TASK REQUIREMENTS - In the material below, count the lines with the word "expenses" and state that number only.

Collected data entries -
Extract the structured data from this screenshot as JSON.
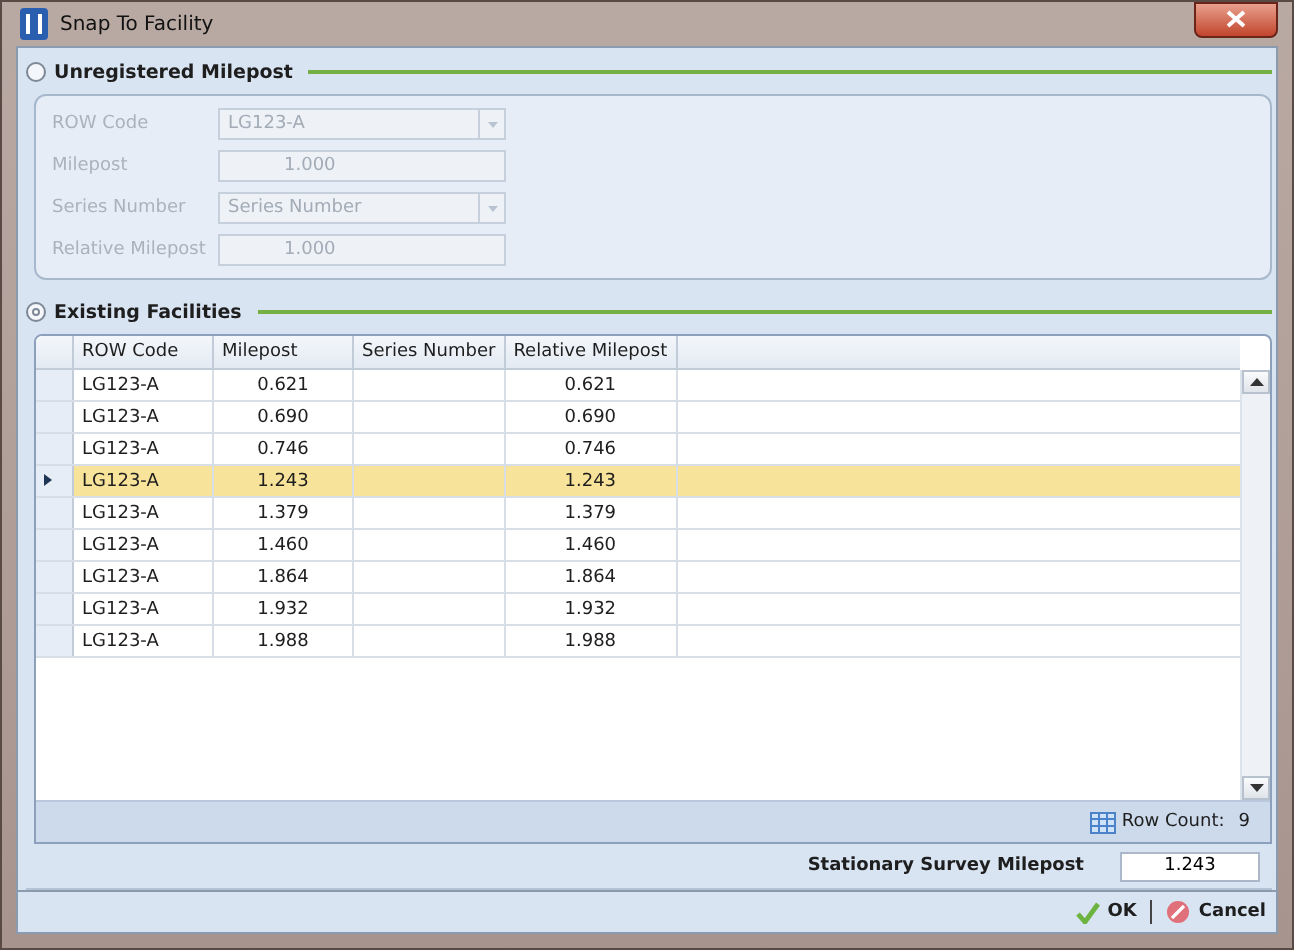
{
  "window": {
    "title": "Snap To Facility"
  },
  "unregistered": {
    "label": "Unregistered Milepost",
    "selected": false,
    "fields": [
      {
        "label": "ROW Code",
        "kind": "combo",
        "value": "LG123-A"
      },
      {
        "label": "Milepost",
        "kind": "text",
        "value": "1.000"
      },
      {
        "label": "Series Number",
        "kind": "combo",
        "placeholder": "Series Number"
      },
      {
        "label": "Relative Milepost",
        "kind": "text",
        "value": "1.000"
      }
    ]
  },
  "existing": {
    "label": "Existing Facilities",
    "selected": true,
    "table": {
      "columns": [
        "ROW Code",
        "Milepost",
        "Series Number",
        "Relative Milepost"
      ],
      "rows": [
        {
          "row_code": "LG123-A",
          "milepost": "0.621",
          "series_number": "",
          "relative_milepost": "0.621",
          "selected": false
        },
        {
          "row_code": "LG123-A",
          "milepost": "0.690",
          "series_number": "",
          "relative_milepost": "0.690",
          "selected": false
        },
        {
          "row_code": "LG123-A",
          "milepost": "0.746",
          "series_number": "",
          "relative_milepost": "0.746",
          "selected": false
        },
        {
          "row_code": "LG123-A",
          "milepost": "1.243",
          "series_number": "",
          "relative_milepost": "1.243",
          "selected": true
        },
        {
          "row_code": "LG123-A",
          "milepost": "1.379",
          "series_number": "",
          "relative_milepost": "1.379",
          "selected": false
        },
        {
          "row_code": "LG123-A",
          "milepost": "1.460",
          "series_number": "",
          "relative_milepost": "1.460",
          "selected": false
        },
        {
          "row_code": "LG123-A",
          "milepost": "1.864",
          "series_number": "",
          "relative_milepost": "1.864",
          "selected": false
        },
        {
          "row_code": "LG123-A",
          "milepost": "1.932",
          "series_number": "",
          "relative_milepost": "1.932",
          "selected": false
        },
        {
          "row_code": "LG123-A",
          "milepost": "1.988",
          "series_number": "",
          "relative_milepost": "1.988",
          "selected": false
        }
      ]
    },
    "row_count_label": "Row Count:",
    "row_count": "9"
  },
  "stationary": {
    "label": "Stationary Survey Milepost",
    "value": "1.243"
  },
  "buttons": [
    {
      "kind": "ok",
      "label": "OK"
    },
    {
      "kind": "cancel",
      "label": "Cancel"
    }
  ]
}
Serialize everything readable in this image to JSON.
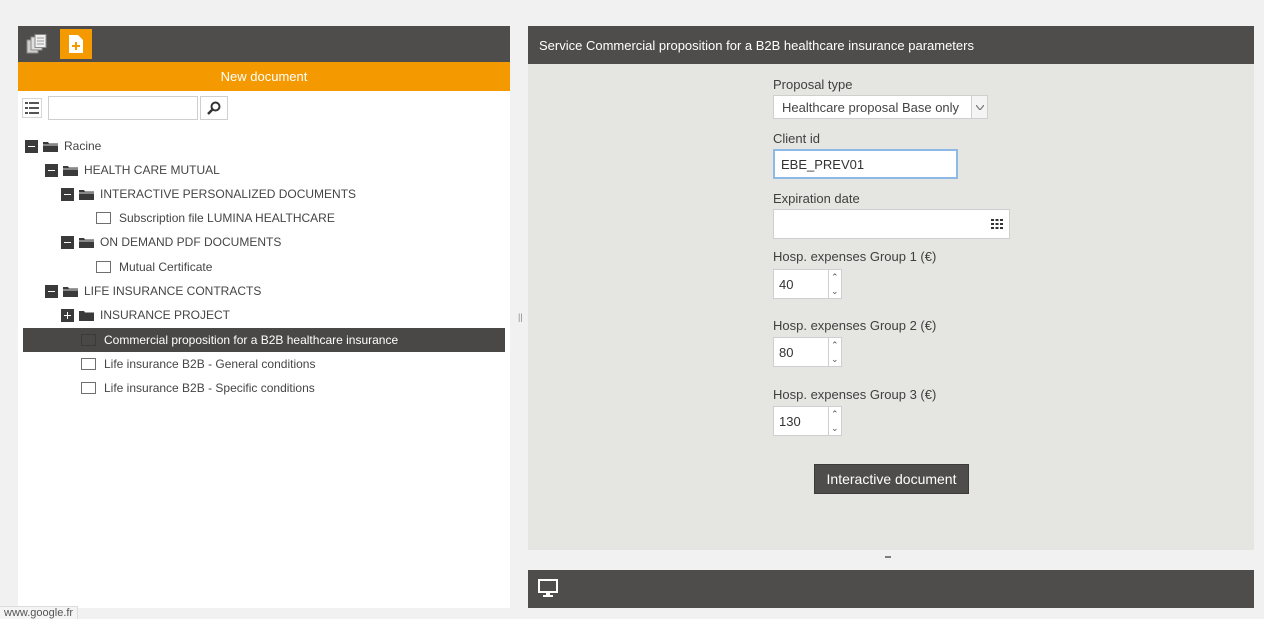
{
  "left_panel": {
    "new_document_label": "New document",
    "search": {
      "value": "",
      "placeholder": ""
    },
    "tree": [
      {
        "label": "Racine",
        "kind": "folder",
        "expander": "minus"
      },
      {
        "label": "HEALTH CARE MUTUAL",
        "kind": "folder",
        "expander": "minus"
      },
      {
        "label": "INTERACTIVE PERSONALIZED DOCUMENTS",
        "kind": "folder",
        "expander": "minus"
      },
      {
        "label": "Subscription file LUMINA HEALTHCARE",
        "kind": "document"
      },
      {
        "label": "ON DEMAND PDF DOCUMENTS",
        "kind": "folder",
        "expander": "minus"
      },
      {
        "label": "Mutual Certificate",
        "kind": "document"
      },
      {
        "label": "LIFE INSURANCE CONTRACTS",
        "kind": "folder",
        "expander": "minus"
      },
      {
        "label": "INSURANCE PROJECT",
        "kind": "folder",
        "expander": "plus"
      },
      {
        "label": "Commercial proposition for a B2B healthcare insurance",
        "kind": "document",
        "selected": true
      },
      {
        "label": "Life insurance B2B - General conditions",
        "kind": "document"
      },
      {
        "label": "Life insurance B2B - Specific conditions",
        "kind": "document"
      }
    ]
  },
  "splitter": {
    "grip": "||"
  },
  "right_panel": {
    "title": "Service Commercial proposition for a B2B healthcare insurance parameters",
    "fields": {
      "proposal_type": {
        "label": "Proposal type",
        "value": "Healthcare proposal Base only"
      },
      "client_id": {
        "label": "Client id",
        "value": "EBE_PREV01"
      },
      "expiration_date": {
        "label": "Expiration date",
        "value": ""
      },
      "hosp_group_1": {
        "label": "Hosp. expenses Group 1 (€)",
        "value": "40"
      },
      "hosp_group_2": {
        "label": "Hosp. expenses Group 2 (€)",
        "value": "80"
      },
      "hosp_group_3": {
        "label": "Hosp. expenses Group 3 (€)",
        "value": "130"
      }
    },
    "submit_label": "Interactive document"
  },
  "status_bar": {
    "url": "www.google.fr"
  },
  "colors": {
    "accent": "#f49a00",
    "header": "#4f4d4b",
    "panel_bg": "#e5e5e2"
  },
  "icons": [
    "documents-icon",
    "new-document-icon",
    "list-icon",
    "search-icon",
    "calendar-icon",
    "monitor-icon",
    "folder-icon"
  ]
}
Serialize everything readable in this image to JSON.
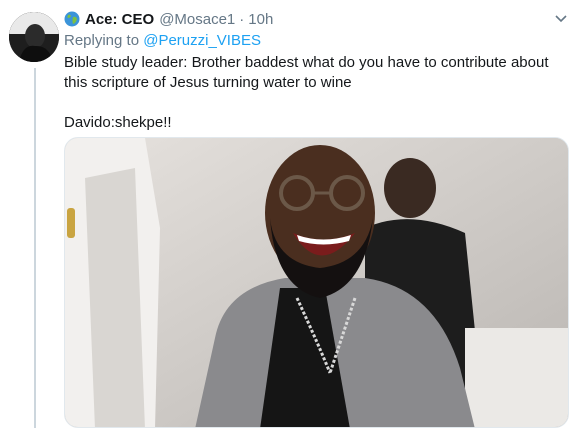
{
  "tweet": {
    "author_name": "Ace: CEO",
    "author_handle": "@Mosace1",
    "separator": "·",
    "timestamp": "10h",
    "reply_prefix": "Replying to",
    "reply_handle": "@Peruzzi_VIBES",
    "text_line1": "Bible study leader: Brother baddest what do you have to contribute about this scripture of Jesus turning water to wine",
    "text_line2": "Davido:shekpe!!",
    "icons": {
      "flag": "globe-icon",
      "menu": "chevron-down-icon"
    },
    "media_alt": "photo",
    "colors": {
      "link": "#1da1f2",
      "secondary": "#657786",
      "text": "#14171a"
    }
  }
}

REPLY TO THE TASK - 3